▶ MATERIAL
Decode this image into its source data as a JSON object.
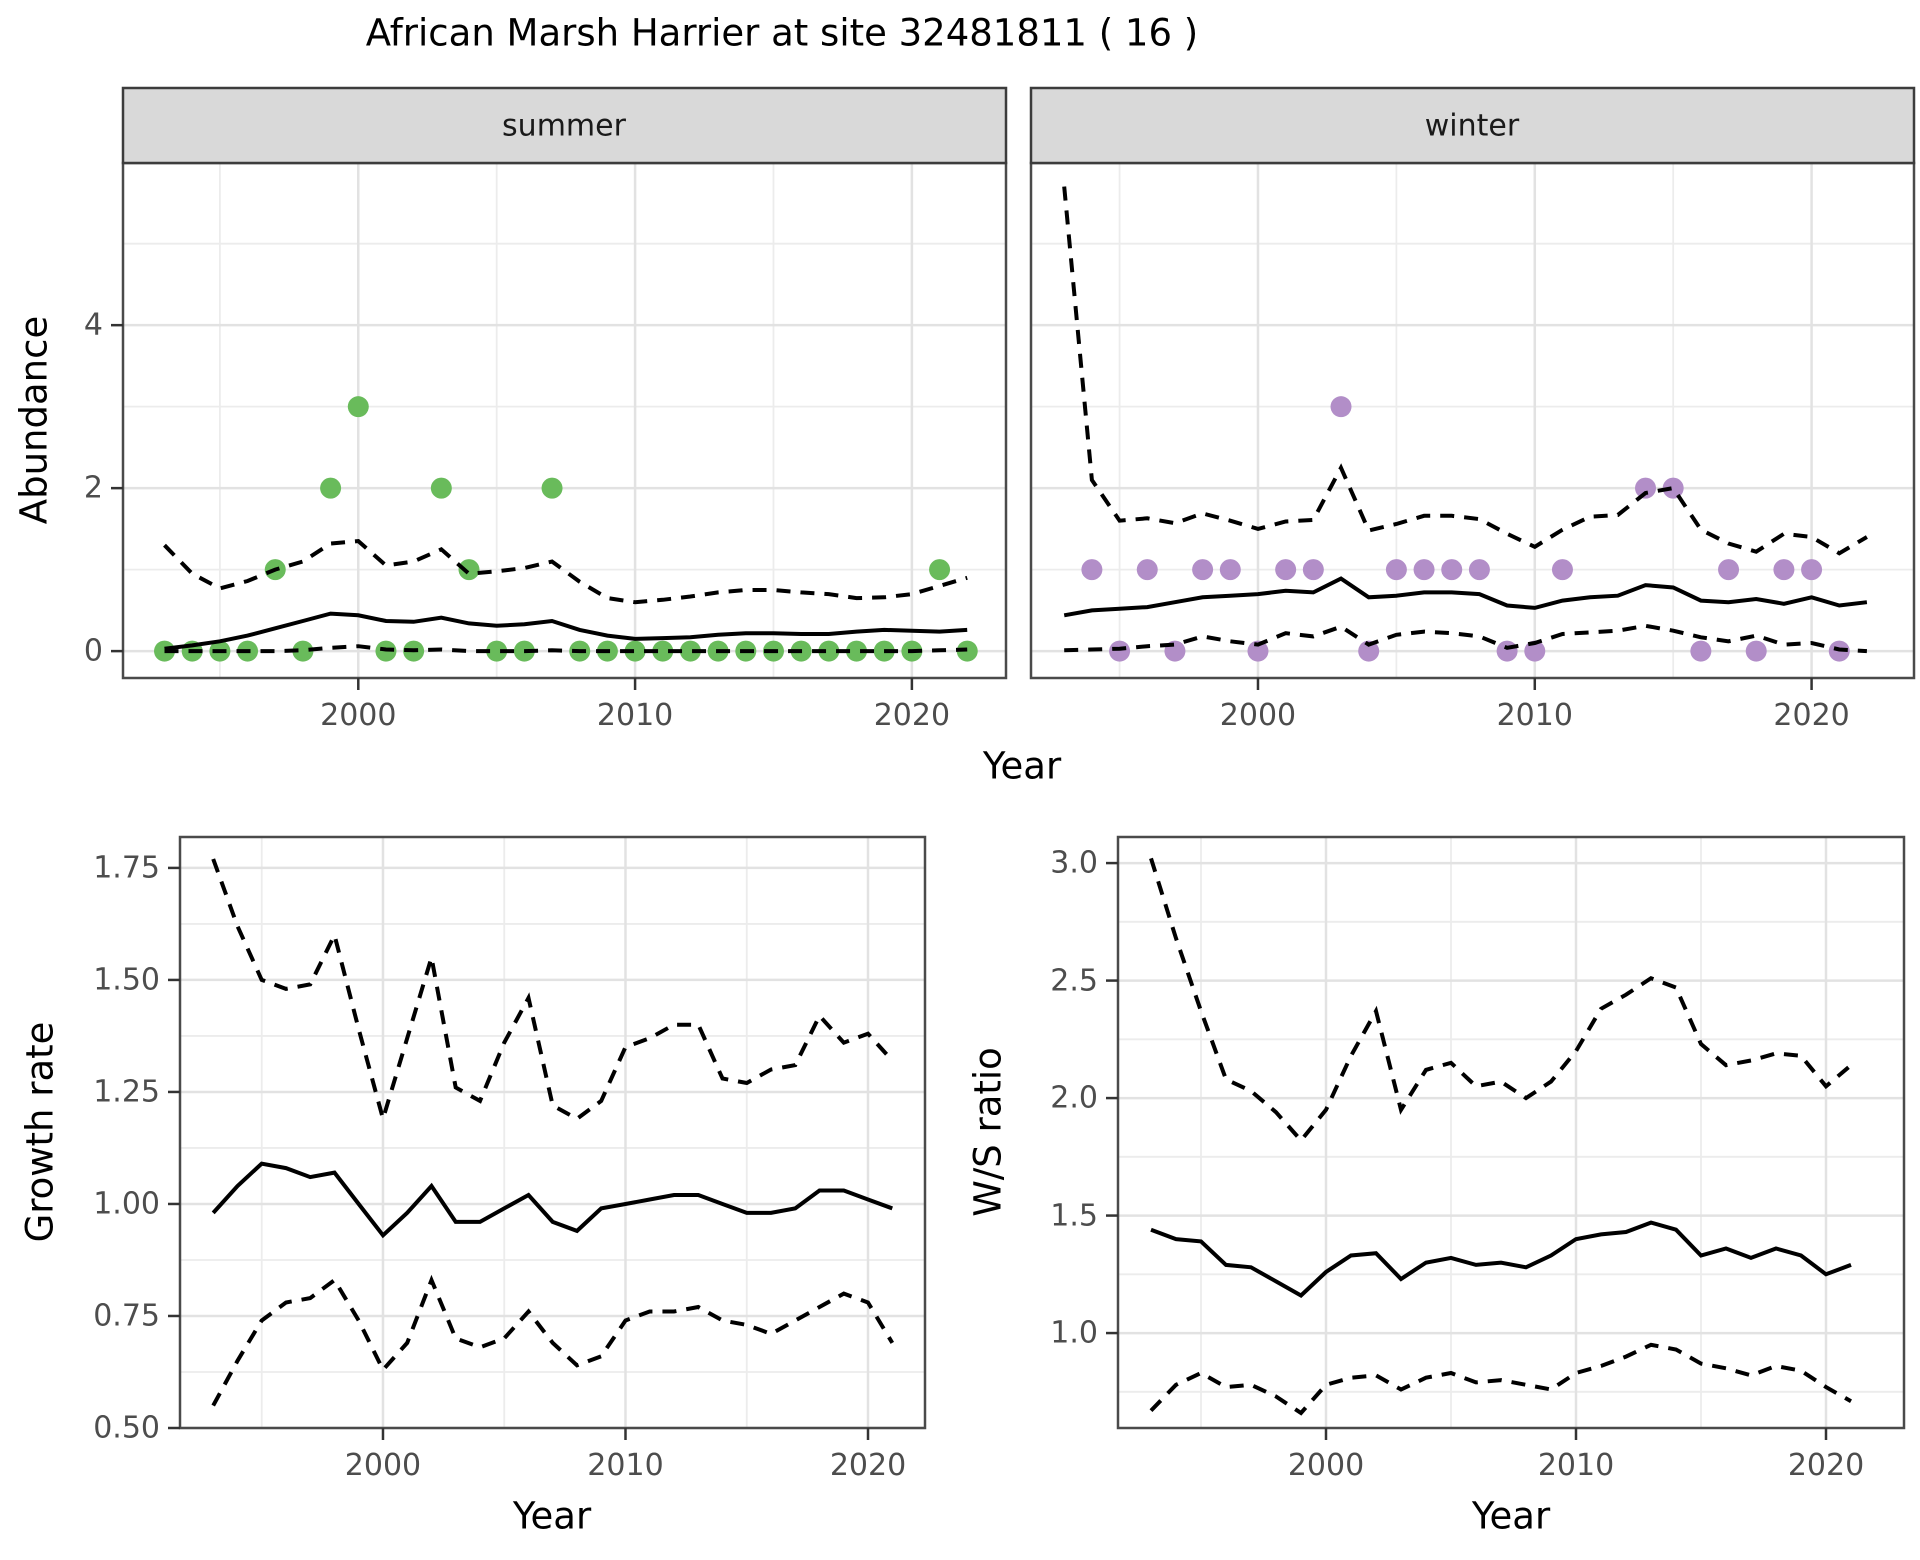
{
  "title": "African Marsh Harrier at site 32481811 ( 16 )",
  "labels": {
    "year": "Year",
    "abundance": "Abundance",
    "growth_rate": "Growth rate",
    "ws_ratio": "W/S ratio"
  },
  "colors": {
    "summer_points": "#69BB5B",
    "winter_points": "#B28EC8",
    "line": "#000000",
    "strip_bg": "#D9D9D9",
    "strip_border": "#3C3C3C",
    "panel_border": "#4A4A4A",
    "grid_major": "#E2E2E2",
    "grid_minor": "#ECECEC",
    "tick_text": "#4D4D4D",
    "tick_mark": "#333333"
  },
  "chart_data": [
    {
      "id": "abundance-summer",
      "type": "line",
      "facet": "summer",
      "xlabel": "Year",
      "ylabel": "Abundance",
      "point_color": "#69BB5B",
      "xlim": [
        1991.5,
        2023.4
      ],
      "ylim": [
        -0.33,
        5.99
      ],
      "x_ticks": [
        2000,
        2010,
        2020
      ],
      "x_tick_labels": [
        "2000",
        "2010",
        "2020"
      ],
      "x_minor": [
        1995,
        2005,
        2015
      ],
      "y_ticks": [
        0,
        2,
        4
      ],
      "y_tick_labels": [
        "0",
        "2",
        "4"
      ],
      "y_minor": [
        1,
        3,
        5
      ],
      "years": [
        1993,
        1994,
        1995,
        1996,
        1997,
        1998,
        1999,
        2000,
        2001,
        2002,
        2003,
        2004,
        2005,
        2006,
        2007,
        2008,
        2009,
        2010,
        2011,
        2012,
        2013,
        2014,
        2015,
        2016,
        2017,
        2018,
        2019,
        2020,
        2021,
        2022
      ],
      "observed_points": [
        [
          1993,
          0
        ],
        [
          1994,
          0
        ],
        [
          1995,
          0
        ],
        [
          1996,
          0
        ],
        [
          1997,
          1
        ],
        [
          1998,
          0
        ],
        [
          1999,
          2
        ],
        [
          2000,
          3
        ],
        [
          2001,
          0
        ],
        [
          2002,
          0
        ],
        [
          2003,
          2
        ],
        [
          2004,
          1
        ],
        [
          2005,
          0
        ],
        [
          2006,
          0
        ],
        [
          2007,
          2
        ],
        [
          2008,
          0
        ],
        [
          2009,
          0
        ],
        [
          2010,
          0
        ],
        [
          2011,
          0
        ],
        [
          2012,
          0
        ],
        [
          2013,
          0
        ],
        [
          2014,
          0
        ],
        [
          2015,
          0
        ],
        [
          2016,
          0
        ],
        [
          2017,
          0
        ],
        [
          2018,
          0
        ],
        [
          2019,
          0
        ],
        [
          2020,
          0
        ],
        [
          2021,
          1
        ],
        [
          2022,
          0
        ]
      ],
      "fit": [
        0.03,
        0.07,
        0.12,
        0.19,
        0.28,
        0.37,
        0.46,
        0.44,
        0.37,
        0.36,
        0.41,
        0.34,
        0.31,
        0.33,
        0.37,
        0.26,
        0.19,
        0.15,
        0.16,
        0.17,
        0.2,
        0.22,
        0.22,
        0.21,
        0.21,
        0.24,
        0.26,
        0.25,
        0.24,
        0.26
      ],
      "ci_upper": [
        1.3,
        0.95,
        0.77,
        0.86,
        1.0,
        1.1,
        1.32,
        1.35,
        1.05,
        1.1,
        1.25,
        0.95,
        0.98,
        1.02,
        1.1,
        0.85,
        0.65,
        0.6,
        0.63,
        0.67,
        0.72,
        0.75,
        0.75,
        0.72,
        0.7,
        0.65,
        0.66,
        0.7,
        0.8,
        0.9
      ],
      "ci_lower": [
        0.0,
        0.0,
        0.0,
        0.0,
        0.0,
        0.01,
        0.04,
        0.06,
        0.02,
        0.01,
        0.02,
        0.0,
        0.0,
        0.0,
        0.01,
        0.0,
        0.0,
        0.0,
        0.0,
        0.0,
        0.0,
        0.0,
        0.0,
        0.0,
        0.0,
        0.0,
        0.0,
        0.0,
        0.01,
        0.02
      ]
    },
    {
      "id": "abundance-winter",
      "type": "line",
      "facet": "winter",
      "xlabel": "Year",
      "ylabel": "Abundance",
      "point_color": "#B28EC8",
      "xlim": [
        1991.8,
        2023.7
      ],
      "ylim": [
        -0.33,
        5.99
      ],
      "x_ticks": [
        2000,
        2010,
        2020
      ],
      "x_tick_labels": [
        "2000",
        "2010",
        "2020"
      ],
      "x_minor": [
        1995,
        2005,
        2015
      ],
      "y_ticks": [
        0,
        2,
        4
      ],
      "y_tick_labels": [
        "0",
        "2",
        "4"
      ],
      "y_minor": [
        1,
        3,
        5
      ],
      "years": [
        1993,
        1994,
        1995,
        1996,
        1997,
        1998,
        1999,
        2000,
        2001,
        2002,
        2003,
        2004,
        2005,
        2006,
        2007,
        2008,
        2009,
        2010,
        2011,
        2012,
        2013,
        2014,
        2015,
        2016,
        2017,
        2018,
        2019,
        2020,
        2021,
        2022
      ],
      "observed_points": [
        [
          1994,
          1
        ],
        [
          1995,
          0
        ],
        [
          1996,
          1
        ],
        [
          1997,
          0
        ],
        [
          1998,
          1
        ],
        [
          1999,
          1
        ],
        [
          2000,
          0
        ],
        [
          2001,
          1
        ],
        [
          2002,
          1
        ],
        [
          2003,
          3
        ],
        [
          2004,
          0
        ],
        [
          2005,
          1
        ],
        [
          2006,
          1
        ],
        [
          2007,
          1
        ],
        [
          2008,
          1
        ],
        [
          2009,
          0
        ],
        [
          2010,
          0
        ],
        [
          2011,
          1
        ],
        [
          2014,
          2
        ],
        [
          2015,
          2
        ],
        [
          2016,
          0
        ],
        [
          2017,
          1
        ],
        [
          2018,
          0
        ],
        [
          2019,
          1
        ],
        [
          2020,
          1
        ],
        [
          2021,
          0
        ]
      ],
      "fit": [
        0.44,
        0.5,
        0.52,
        0.54,
        0.6,
        0.66,
        0.68,
        0.7,
        0.74,
        0.72,
        0.89,
        0.66,
        0.68,
        0.72,
        0.72,
        0.7,
        0.56,
        0.53,
        0.62,
        0.66,
        0.68,
        0.81,
        0.78,
        0.62,
        0.6,
        0.64,
        0.58,
        0.66,
        0.56,
        0.6
      ],
      "ci_upper": [
        5.7,
        2.1,
        1.6,
        1.63,
        1.57,
        1.69,
        1.6,
        1.5,
        1.59,
        1.61,
        2.25,
        1.48,
        1.56,
        1.66,
        1.66,
        1.62,
        1.44,
        1.28,
        1.49,
        1.65,
        1.67,
        1.94,
        2.0,
        1.49,
        1.32,
        1.22,
        1.44,
        1.4,
        1.2,
        1.4
      ],
      "ci_lower": [
        0.01,
        0.02,
        0.03,
        0.06,
        0.08,
        0.18,
        0.12,
        0.08,
        0.22,
        0.18,
        0.3,
        0.08,
        0.2,
        0.24,
        0.22,
        0.18,
        0.04,
        0.1,
        0.21,
        0.23,
        0.25,
        0.31,
        0.25,
        0.17,
        0.12,
        0.19,
        0.08,
        0.1,
        0.02,
        0.0
      ]
    },
    {
      "id": "growth-rate",
      "type": "line",
      "facet": null,
      "xlabel": "Year",
      "ylabel": "Growth rate",
      "point_color": null,
      "xlim": [
        1991.63,
        2022.35
      ],
      "ylim": [
        0.5,
        1.819
      ],
      "x_ticks": [
        2000,
        2010,
        2020
      ],
      "x_tick_labels": [
        "2000",
        "2010",
        "2020"
      ],
      "x_minor": [
        1995,
        2005,
        2015
      ],
      "y_ticks": [
        0.5,
        0.75,
        1.0,
        1.25,
        1.5,
        1.75
      ],
      "y_tick_labels": [
        "0.50",
        "0.75",
        "1.00",
        "1.25",
        "1.50",
        "1.75"
      ],
      "y_minor": [
        0.625,
        0.875,
        1.125,
        1.375,
        1.625
      ],
      "years": [
        1993,
        1994,
        1995,
        1996,
        1997,
        1998,
        1999,
        2000,
        2001,
        2002,
        2003,
        2004,
        2005,
        2006,
        2007,
        2008,
        2009,
        2010,
        2011,
        2012,
        2013,
        2014,
        2015,
        2016,
        2017,
        2018,
        2019,
        2020,
        2021
      ],
      "observed_points": [],
      "fit": [
        0.98,
        1.04,
        1.09,
        1.08,
        1.06,
        1.07,
        1.0,
        0.93,
        0.98,
        1.04,
        0.96,
        0.96,
        0.99,
        1.02,
        0.96,
        0.94,
        0.99,
        1.0,
        1.01,
        1.02,
        1.02,
        1.0,
        0.98,
        0.98,
        0.99,
        1.03,
        1.03,
        1.01,
        0.99
      ],
      "ci_upper": [
        1.77,
        1.62,
        1.5,
        1.48,
        1.49,
        1.6,
        1.39,
        1.19,
        1.37,
        1.55,
        1.26,
        1.23,
        1.36,
        1.46,
        1.22,
        1.19,
        1.23,
        1.35,
        1.37,
        1.4,
        1.4,
        1.28,
        1.27,
        1.3,
        1.31,
        1.42,
        1.36,
        1.38,
        1.32
      ],
      "ci_lower": [
        0.55,
        0.65,
        0.74,
        0.78,
        0.79,
        0.83,
        0.74,
        0.63,
        0.69,
        0.83,
        0.7,
        0.68,
        0.7,
        0.76,
        0.69,
        0.64,
        0.66,
        0.74,
        0.76,
        0.76,
        0.77,
        0.74,
        0.73,
        0.71,
        0.74,
        0.77,
        0.8,
        0.78,
        0.69
      ]
    },
    {
      "id": "ws-ratio",
      "type": "line",
      "facet": null,
      "xlabel": "Year",
      "ylabel": "W/S ratio",
      "point_color": null,
      "xlim": [
        1991.68,
        2023.12
      ],
      "ylim": [
        0.596,
        3.111
      ],
      "x_ticks": [
        2000,
        2010,
        2020
      ],
      "x_tick_labels": [
        "2000",
        "2010",
        "2020"
      ],
      "x_minor": [
        1995,
        2005,
        2015
      ],
      "y_ticks": [
        1.0,
        1.5,
        2.0,
        2.5,
        3.0
      ],
      "y_tick_labels": [
        "1.0",
        "1.5",
        "2.0",
        "2.5",
        "3.0"
      ],
      "y_minor": [
        0.75,
        1.25,
        1.75,
        2.25,
        2.75
      ],
      "years": [
        1993,
        1994,
        1995,
        1996,
        1997,
        1998,
        1999,
        2000,
        2001,
        2002,
        2003,
        2004,
        2005,
        2006,
        2007,
        2008,
        2009,
        2010,
        2011,
        2012,
        2013,
        2014,
        2015,
        2016,
        2017,
        2018,
        2019,
        2020,
        2021
      ],
      "observed_points": [],
      "fit": [
        1.44,
        1.4,
        1.39,
        1.29,
        1.28,
        1.22,
        1.16,
        1.26,
        1.33,
        1.34,
        1.23,
        1.3,
        1.32,
        1.29,
        1.3,
        1.28,
        1.33,
        1.4,
        1.42,
        1.43,
        1.47,
        1.44,
        1.33,
        1.36,
        1.32,
        1.36,
        1.33,
        1.25,
        1.29
      ],
      "ci_upper": [
        3.02,
        2.68,
        2.37,
        2.08,
        2.03,
        1.94,
        1.82,
        1.95,
        2.18,
        2.37,
        1.95,
        2.12,
        2.15,
        2.05,
        2.07,
        2.0,
        2.07,
        2.2,
        2.38,
        2.44,
        2.51,
        2.47,
        2.23,
        2.14,
        2.16,
        2.19,
        2.18,
        2.05,
        2.14
      ],
      "ci_lower": [
        0.67,
        0.78,
        0.83,
        0.77,
        0.78,
        0.73,
        0.66,
        0.78,
        0.81,
        0.82,
        0.76,
        0.81,
        0.83,
        0.79,
        0.8,
        0.78,
        0.76,
        0.83,
        0.86,
        0.9,
        0.95,
        0.93,
        0.87,
        0.85,
        0.82,
        0.86,
        0.84,
        0.77,
        0.71
      ]
    }
  ]
}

▶ WHAT IS EXPECTED
In the entries above, locate every line with the word "facet" and copy it.

▶ TASK OUTPUT
      "facet": "summer",
      "facet": "winter",
      "facet": null,
      "facet": null,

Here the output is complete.